----- TASK INPUT -----
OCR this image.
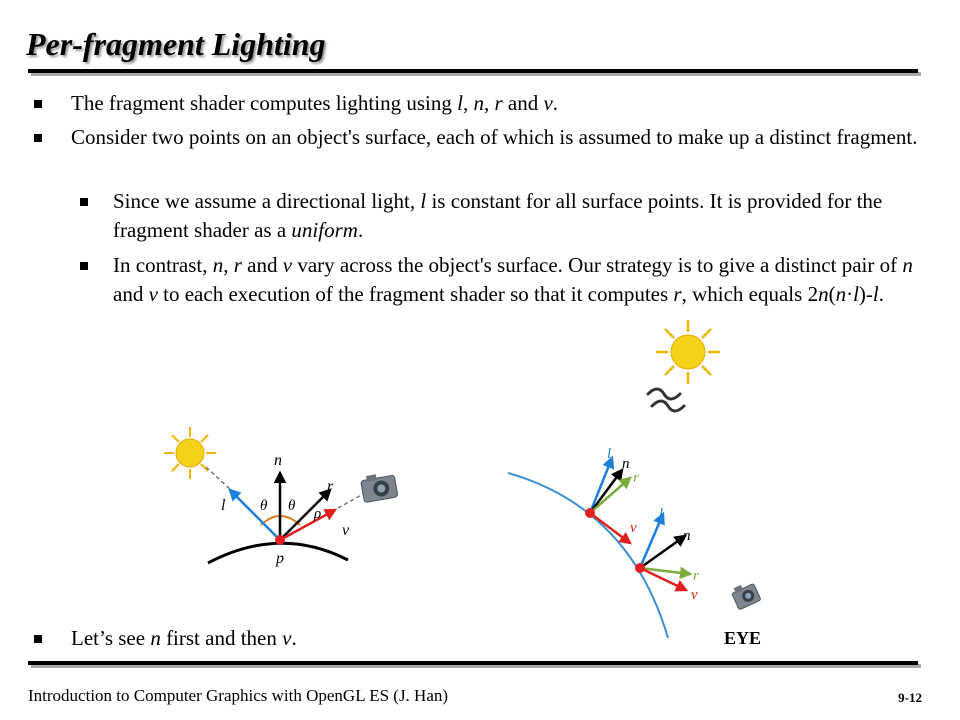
Per-fragment Lighting
The fragment shader computes lighting using l, n, r and v.
Consider two points on an object's surface, each of which is assumed to make up a distinct fragment.
Since we assume a directional light, l is constant for all surface points. It is provided for the fragment shader as a uniform.
In contrast, n, r and v vary across the object's surface. Our strategy is to give a distinct pair of n and v to each execution of the fragment shader so that it computes r, which equals 2n(n·l)-l.
Let’s see n first and then v.
n
l
r
v
p
θ θ ρ
l
n
r
v
l
n
r
v
EYE
Introduction to Computer Graphics with OpenGL ES (J. Han)	9-12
-----
EXERCISE DETAILS:
Keep the pictures out of the copy and return the rest of the data above exactly.

THE OUTPUT:
OCR this image.
Per-fragment Lighting
The fragment shader computes lighting using l, n, r and v.
Consider two points on an object's surface, each of which is assumed to make up a distinct fragment.
Since we assume a directional light, l is constant for all surface points. It is provided for the fragment shader as a uniform.
In contrast, n, r and v vary across the object's surface. Our strategy is to give a distinct pair of n and v to each execution of the fragment shader so that it computes r, which equals 2n(n·l)-l.
Let’s see n first and then v.
n
l
r
v
p
θ θ ρ
l
n
r
v
l
n
r
v
EYE
Introduction to Computer Graphics with OpenGL ES (J. Han)	9-12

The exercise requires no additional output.